> Work to be completed: Return every line of the records that contains the string "swatch", matching case exactly.
══════════
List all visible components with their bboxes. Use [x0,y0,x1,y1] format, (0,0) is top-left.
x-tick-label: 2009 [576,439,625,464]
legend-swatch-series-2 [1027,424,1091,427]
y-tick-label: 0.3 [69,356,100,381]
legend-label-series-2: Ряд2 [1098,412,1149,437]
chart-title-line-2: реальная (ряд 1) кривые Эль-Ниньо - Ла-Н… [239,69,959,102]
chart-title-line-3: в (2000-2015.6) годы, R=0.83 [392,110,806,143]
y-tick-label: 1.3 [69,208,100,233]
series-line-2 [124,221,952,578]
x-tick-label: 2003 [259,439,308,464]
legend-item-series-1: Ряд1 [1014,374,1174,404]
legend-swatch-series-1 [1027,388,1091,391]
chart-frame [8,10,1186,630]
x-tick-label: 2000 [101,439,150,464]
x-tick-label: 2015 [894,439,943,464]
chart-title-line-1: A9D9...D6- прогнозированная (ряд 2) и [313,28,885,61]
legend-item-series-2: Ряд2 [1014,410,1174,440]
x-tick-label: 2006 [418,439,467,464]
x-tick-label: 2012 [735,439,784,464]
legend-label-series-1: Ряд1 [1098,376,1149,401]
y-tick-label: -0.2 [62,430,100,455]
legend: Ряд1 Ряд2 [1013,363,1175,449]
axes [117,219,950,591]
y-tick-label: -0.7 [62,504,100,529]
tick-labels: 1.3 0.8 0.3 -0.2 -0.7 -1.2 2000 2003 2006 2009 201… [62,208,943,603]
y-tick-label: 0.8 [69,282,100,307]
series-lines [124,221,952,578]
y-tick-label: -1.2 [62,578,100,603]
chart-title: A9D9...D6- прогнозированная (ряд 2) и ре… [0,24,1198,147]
══════════
> Solution:
legend-swatch-series-2 [1027,424,1091,427]
legend-swatch-series-1 [1027,388,1091,391]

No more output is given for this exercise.